Your goal:
Scan the records below. List lines holding "LEICESTER".

Entries with figure data:
- - - -
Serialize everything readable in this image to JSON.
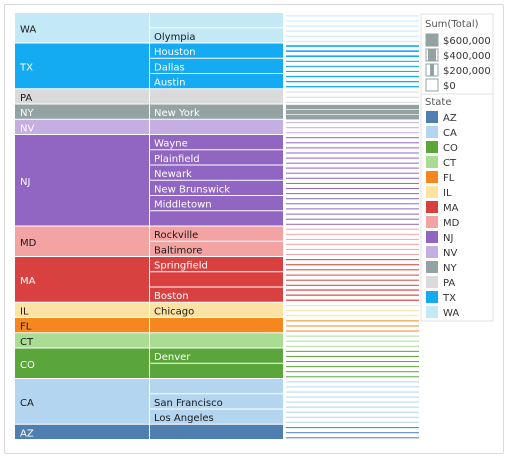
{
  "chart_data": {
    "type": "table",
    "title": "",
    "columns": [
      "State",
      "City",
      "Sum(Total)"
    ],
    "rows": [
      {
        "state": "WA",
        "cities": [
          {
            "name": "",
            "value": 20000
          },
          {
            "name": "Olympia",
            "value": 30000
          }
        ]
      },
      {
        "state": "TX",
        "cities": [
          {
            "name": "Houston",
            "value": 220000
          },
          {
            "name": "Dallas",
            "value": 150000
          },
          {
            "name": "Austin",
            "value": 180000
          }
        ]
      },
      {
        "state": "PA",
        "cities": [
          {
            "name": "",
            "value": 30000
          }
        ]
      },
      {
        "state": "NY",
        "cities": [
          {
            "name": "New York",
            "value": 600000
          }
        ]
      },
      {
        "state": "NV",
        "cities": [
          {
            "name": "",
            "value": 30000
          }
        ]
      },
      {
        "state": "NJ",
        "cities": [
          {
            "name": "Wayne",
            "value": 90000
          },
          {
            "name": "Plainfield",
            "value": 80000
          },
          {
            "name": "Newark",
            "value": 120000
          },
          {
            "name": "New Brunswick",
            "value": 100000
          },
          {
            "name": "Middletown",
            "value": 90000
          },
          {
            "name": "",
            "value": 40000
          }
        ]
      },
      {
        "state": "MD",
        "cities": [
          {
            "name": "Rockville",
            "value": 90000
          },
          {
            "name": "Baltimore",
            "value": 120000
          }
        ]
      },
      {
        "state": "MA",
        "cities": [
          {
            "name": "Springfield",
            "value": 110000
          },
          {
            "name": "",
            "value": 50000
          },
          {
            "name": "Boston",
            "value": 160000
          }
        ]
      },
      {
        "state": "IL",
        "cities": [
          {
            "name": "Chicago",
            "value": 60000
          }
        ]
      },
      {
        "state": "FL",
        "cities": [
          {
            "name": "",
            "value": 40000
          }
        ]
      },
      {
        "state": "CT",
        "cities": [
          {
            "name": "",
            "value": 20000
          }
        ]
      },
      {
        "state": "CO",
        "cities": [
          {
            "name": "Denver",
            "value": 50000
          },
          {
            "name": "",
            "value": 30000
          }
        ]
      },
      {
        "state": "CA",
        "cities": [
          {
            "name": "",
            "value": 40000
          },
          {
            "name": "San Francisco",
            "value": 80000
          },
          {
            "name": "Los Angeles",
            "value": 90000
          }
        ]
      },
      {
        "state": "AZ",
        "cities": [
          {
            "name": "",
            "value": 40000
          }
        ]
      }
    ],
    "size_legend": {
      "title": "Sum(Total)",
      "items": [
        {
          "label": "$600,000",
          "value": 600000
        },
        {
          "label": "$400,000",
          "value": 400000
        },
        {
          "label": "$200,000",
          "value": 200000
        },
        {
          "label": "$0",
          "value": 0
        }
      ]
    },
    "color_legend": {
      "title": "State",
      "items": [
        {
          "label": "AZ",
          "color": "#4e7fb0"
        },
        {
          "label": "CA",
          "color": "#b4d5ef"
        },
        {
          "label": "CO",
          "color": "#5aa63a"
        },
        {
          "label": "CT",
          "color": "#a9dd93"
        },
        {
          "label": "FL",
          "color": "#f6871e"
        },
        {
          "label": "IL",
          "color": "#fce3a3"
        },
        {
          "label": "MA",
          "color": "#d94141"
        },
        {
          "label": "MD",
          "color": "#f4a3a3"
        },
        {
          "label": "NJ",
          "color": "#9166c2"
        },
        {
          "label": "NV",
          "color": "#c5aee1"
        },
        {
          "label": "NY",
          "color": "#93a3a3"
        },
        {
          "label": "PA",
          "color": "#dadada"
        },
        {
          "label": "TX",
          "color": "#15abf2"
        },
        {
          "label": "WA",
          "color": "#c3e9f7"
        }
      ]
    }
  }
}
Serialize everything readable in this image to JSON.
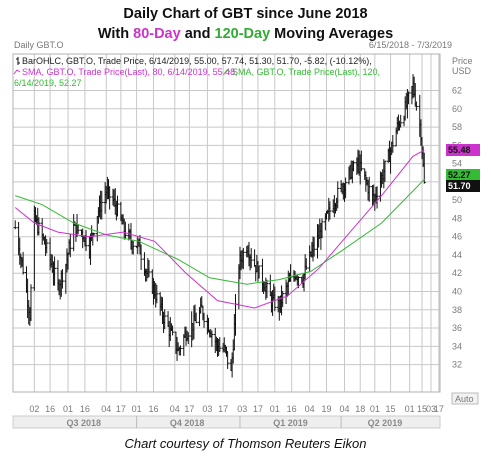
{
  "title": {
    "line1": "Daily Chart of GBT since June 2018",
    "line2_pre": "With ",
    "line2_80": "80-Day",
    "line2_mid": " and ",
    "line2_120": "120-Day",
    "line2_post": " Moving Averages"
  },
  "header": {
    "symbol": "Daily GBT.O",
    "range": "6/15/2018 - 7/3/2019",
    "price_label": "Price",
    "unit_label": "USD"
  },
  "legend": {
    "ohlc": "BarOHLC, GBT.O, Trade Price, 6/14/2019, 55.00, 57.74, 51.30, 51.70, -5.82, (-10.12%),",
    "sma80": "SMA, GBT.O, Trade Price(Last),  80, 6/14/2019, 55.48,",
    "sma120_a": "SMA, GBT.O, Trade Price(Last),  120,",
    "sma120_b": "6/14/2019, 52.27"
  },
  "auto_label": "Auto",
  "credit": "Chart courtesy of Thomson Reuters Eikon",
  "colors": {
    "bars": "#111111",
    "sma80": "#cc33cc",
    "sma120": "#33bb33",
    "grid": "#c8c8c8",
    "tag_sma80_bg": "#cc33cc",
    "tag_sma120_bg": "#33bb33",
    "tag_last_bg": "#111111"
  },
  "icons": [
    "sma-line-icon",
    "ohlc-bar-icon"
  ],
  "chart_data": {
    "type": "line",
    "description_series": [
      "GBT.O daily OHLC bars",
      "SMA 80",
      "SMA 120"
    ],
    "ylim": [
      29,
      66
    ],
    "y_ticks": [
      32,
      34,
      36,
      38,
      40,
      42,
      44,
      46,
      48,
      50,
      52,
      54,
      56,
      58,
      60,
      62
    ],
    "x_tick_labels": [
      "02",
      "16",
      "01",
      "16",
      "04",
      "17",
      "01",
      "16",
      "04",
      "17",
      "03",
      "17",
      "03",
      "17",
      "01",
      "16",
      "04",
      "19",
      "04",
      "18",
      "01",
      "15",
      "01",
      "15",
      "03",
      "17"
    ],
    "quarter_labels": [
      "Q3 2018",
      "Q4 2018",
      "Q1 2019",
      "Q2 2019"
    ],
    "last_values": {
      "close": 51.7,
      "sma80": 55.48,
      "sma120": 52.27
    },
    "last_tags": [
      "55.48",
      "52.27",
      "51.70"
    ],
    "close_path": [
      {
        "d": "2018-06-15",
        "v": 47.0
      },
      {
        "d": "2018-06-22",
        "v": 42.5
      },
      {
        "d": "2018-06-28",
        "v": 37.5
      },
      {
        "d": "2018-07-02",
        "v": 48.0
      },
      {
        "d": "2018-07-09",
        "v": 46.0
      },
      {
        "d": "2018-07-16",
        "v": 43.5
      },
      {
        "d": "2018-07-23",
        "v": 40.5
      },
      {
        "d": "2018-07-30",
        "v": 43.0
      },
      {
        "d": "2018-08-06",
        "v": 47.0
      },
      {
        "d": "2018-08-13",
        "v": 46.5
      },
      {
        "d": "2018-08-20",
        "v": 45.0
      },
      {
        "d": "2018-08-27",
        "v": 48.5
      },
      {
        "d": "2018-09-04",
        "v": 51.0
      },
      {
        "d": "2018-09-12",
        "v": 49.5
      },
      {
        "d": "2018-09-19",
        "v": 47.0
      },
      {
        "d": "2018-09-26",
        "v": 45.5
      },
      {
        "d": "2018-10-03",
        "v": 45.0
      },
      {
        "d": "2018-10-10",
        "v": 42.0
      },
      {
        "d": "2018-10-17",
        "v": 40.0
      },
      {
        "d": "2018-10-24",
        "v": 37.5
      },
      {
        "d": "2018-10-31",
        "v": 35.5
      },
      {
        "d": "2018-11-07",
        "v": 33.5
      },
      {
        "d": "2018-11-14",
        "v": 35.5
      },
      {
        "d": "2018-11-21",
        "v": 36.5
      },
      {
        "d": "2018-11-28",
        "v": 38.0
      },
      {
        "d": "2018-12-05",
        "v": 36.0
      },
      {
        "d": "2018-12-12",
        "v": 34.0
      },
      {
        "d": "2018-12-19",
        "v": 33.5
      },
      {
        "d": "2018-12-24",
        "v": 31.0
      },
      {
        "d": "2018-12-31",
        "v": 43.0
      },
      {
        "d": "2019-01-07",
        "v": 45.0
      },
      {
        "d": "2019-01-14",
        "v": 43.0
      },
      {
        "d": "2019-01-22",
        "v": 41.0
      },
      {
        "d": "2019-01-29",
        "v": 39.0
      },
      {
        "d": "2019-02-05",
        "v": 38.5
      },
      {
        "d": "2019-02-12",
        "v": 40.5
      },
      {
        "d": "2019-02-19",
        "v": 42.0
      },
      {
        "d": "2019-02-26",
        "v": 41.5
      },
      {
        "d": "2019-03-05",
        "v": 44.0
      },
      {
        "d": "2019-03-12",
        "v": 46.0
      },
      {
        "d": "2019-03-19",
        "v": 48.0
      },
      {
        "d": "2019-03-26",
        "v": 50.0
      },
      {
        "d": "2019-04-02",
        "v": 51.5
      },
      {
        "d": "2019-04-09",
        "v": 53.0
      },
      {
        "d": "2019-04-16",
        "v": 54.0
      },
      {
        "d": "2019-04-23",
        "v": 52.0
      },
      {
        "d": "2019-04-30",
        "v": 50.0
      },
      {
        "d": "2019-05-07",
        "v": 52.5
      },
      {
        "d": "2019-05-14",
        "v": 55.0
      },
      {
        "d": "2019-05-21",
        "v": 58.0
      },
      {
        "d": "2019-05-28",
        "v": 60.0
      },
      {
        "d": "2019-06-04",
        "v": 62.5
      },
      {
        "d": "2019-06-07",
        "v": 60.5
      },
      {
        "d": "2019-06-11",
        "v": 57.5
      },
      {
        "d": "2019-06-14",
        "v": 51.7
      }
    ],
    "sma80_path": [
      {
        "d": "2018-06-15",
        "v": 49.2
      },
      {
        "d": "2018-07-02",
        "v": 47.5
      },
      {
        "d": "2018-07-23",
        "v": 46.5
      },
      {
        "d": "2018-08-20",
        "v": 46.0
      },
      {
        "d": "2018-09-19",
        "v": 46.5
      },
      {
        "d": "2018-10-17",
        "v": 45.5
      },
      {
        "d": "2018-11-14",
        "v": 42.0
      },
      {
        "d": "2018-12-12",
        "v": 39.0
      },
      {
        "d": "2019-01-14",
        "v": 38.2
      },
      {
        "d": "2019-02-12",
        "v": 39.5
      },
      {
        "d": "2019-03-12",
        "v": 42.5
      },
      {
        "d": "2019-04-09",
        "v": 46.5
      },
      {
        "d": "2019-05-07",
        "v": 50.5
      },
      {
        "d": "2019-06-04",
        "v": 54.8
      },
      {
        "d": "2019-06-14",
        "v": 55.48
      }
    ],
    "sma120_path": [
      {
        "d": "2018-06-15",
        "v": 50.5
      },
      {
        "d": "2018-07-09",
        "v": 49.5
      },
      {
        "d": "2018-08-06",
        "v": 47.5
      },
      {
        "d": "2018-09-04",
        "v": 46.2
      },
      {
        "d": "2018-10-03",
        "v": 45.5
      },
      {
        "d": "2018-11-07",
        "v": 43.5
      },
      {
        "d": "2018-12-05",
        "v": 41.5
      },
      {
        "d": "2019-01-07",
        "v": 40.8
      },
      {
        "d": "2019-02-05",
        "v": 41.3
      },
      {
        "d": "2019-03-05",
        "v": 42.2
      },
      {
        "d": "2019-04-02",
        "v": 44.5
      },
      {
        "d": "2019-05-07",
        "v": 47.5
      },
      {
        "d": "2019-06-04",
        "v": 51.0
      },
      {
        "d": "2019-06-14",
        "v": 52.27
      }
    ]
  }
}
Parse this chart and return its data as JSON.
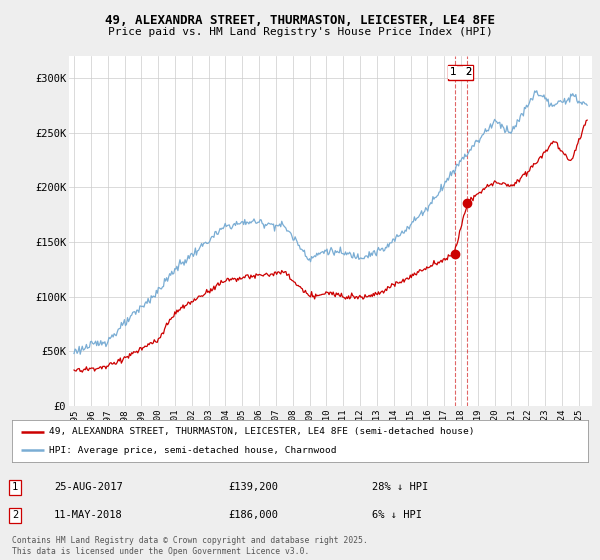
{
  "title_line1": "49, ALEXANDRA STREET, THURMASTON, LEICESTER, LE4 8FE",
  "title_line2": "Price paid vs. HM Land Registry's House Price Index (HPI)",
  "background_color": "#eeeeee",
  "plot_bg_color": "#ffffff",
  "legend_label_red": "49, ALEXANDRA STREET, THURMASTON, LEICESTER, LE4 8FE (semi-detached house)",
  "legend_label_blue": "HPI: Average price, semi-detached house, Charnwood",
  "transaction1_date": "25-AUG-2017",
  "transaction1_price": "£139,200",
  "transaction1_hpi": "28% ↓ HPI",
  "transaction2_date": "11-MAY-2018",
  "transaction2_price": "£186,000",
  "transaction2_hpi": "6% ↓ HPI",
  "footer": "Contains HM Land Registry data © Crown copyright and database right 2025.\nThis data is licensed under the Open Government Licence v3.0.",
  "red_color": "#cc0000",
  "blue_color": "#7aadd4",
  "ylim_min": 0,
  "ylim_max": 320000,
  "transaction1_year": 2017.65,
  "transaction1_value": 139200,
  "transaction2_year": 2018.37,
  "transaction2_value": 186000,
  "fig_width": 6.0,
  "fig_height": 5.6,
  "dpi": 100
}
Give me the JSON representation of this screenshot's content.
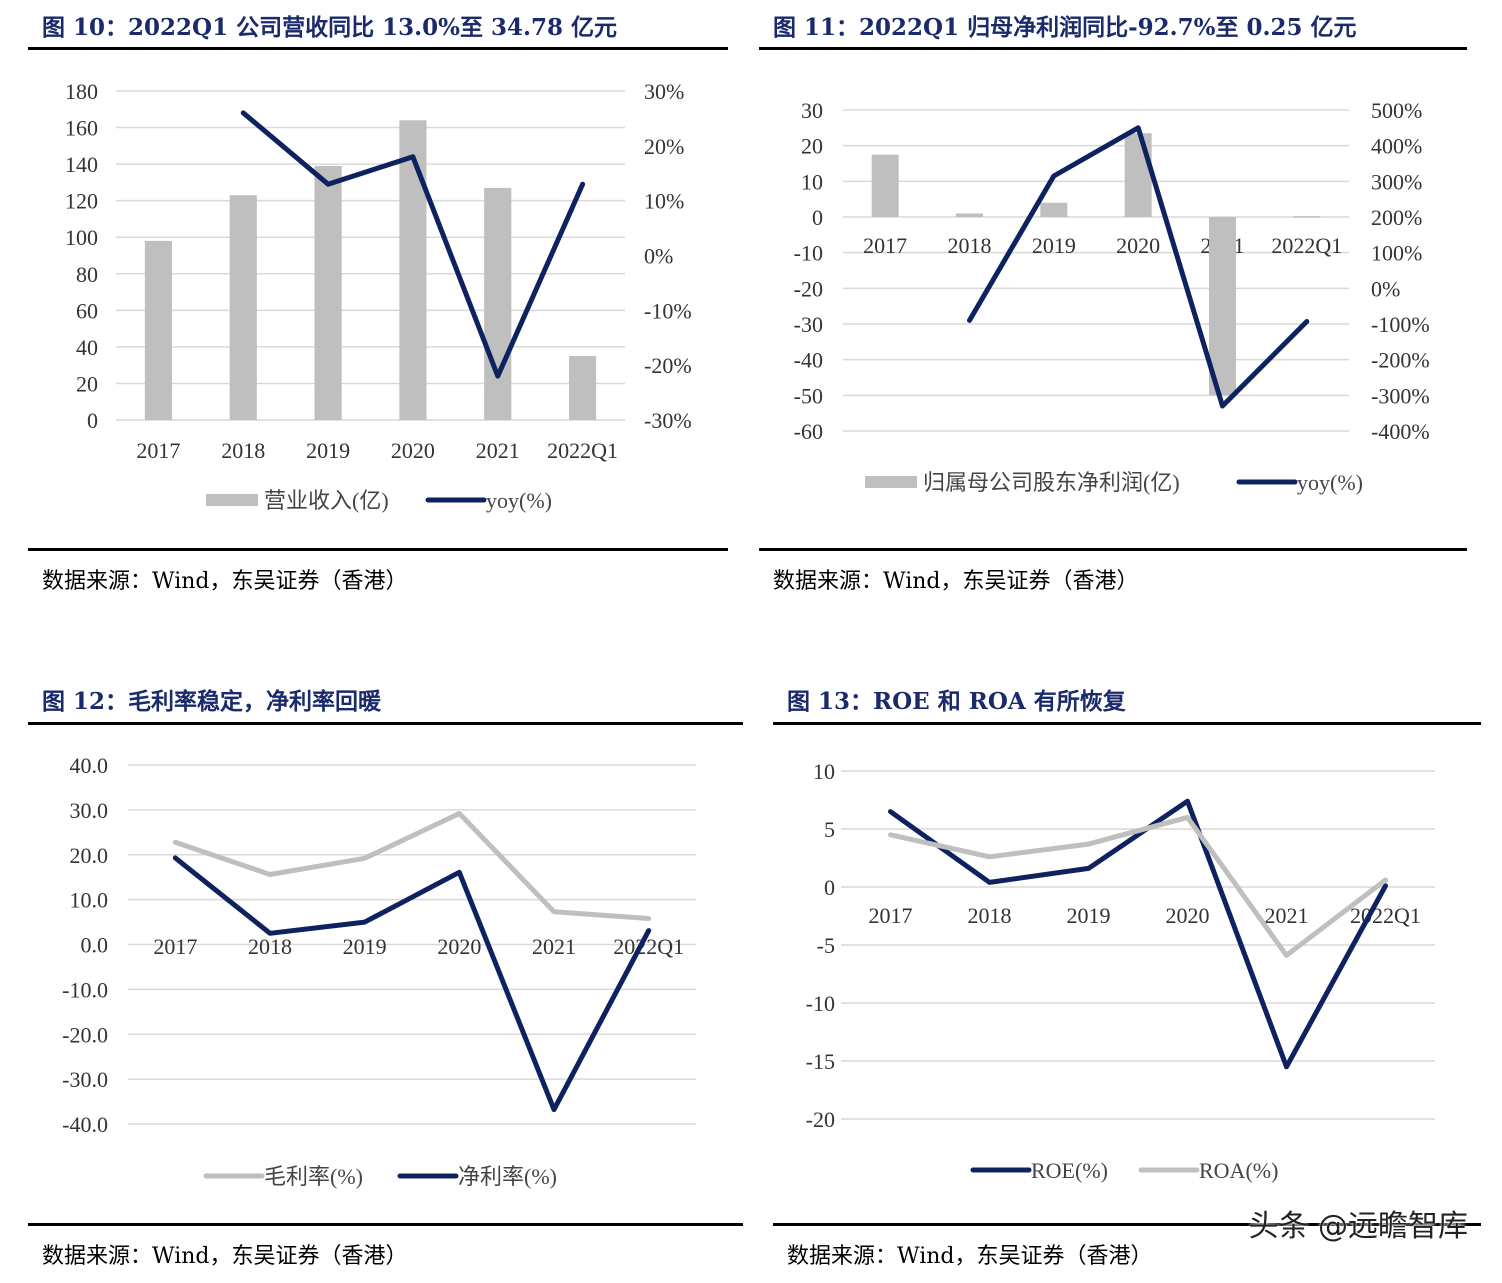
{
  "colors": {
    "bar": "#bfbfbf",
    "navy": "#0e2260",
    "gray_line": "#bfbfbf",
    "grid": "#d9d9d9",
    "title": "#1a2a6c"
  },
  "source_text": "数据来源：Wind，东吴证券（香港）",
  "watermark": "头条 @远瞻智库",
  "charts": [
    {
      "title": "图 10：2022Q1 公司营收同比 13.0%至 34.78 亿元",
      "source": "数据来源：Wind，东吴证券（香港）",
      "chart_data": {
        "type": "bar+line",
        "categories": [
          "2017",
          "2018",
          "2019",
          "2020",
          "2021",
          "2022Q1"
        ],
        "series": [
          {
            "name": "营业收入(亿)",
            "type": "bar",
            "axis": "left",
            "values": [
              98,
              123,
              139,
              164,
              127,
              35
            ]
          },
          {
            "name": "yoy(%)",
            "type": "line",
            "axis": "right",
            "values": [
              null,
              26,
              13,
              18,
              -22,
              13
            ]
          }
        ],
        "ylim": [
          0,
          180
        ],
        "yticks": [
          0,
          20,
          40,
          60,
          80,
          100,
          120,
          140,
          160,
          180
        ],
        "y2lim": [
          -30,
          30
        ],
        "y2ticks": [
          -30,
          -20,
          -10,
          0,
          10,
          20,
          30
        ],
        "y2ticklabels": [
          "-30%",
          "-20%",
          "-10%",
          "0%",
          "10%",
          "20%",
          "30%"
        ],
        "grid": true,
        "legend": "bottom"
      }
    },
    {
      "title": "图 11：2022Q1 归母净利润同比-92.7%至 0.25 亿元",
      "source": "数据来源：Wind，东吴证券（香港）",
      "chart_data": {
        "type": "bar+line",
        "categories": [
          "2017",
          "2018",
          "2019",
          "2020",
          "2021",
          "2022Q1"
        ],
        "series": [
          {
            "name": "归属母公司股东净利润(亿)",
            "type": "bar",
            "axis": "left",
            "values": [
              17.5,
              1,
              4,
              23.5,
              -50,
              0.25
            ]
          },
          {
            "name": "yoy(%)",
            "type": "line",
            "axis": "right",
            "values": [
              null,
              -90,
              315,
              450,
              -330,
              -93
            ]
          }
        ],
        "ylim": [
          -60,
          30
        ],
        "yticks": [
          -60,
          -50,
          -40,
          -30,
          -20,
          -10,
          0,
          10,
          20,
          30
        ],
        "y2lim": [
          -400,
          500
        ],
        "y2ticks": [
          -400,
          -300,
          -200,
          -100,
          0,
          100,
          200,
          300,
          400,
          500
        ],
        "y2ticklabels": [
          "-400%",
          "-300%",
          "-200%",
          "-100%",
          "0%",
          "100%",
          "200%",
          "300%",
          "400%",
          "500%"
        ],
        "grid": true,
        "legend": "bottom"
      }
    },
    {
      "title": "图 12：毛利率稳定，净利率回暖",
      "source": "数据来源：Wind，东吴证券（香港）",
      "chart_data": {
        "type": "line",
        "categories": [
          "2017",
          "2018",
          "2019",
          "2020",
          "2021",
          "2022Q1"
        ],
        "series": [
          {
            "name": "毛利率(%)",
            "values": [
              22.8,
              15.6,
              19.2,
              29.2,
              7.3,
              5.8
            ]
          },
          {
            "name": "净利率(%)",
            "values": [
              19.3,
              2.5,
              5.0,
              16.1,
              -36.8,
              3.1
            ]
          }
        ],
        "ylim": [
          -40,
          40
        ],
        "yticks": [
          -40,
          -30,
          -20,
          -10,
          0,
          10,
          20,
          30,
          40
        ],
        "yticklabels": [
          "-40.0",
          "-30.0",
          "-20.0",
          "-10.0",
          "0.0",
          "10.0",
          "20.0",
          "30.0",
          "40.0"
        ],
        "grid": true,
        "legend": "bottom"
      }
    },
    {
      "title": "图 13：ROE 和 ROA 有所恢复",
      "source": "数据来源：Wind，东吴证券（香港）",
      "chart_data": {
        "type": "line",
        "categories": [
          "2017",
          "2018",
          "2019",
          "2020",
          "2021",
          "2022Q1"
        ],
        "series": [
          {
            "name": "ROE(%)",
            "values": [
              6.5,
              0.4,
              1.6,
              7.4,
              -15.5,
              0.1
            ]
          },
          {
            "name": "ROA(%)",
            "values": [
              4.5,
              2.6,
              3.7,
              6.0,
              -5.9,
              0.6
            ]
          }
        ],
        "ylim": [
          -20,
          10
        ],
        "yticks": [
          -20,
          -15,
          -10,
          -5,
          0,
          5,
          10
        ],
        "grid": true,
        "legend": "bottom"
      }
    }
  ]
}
- - - -
Solution to the problem:
  "title_line1": "49, ALEXANDRA STREET, THURMASTON, LEICESTER, LE4 8FE",
  "legend_label_red": "49, ALEXANDRA STREET, THURMASTON, LEICESTER, LE4 8FE (semi-detached house)",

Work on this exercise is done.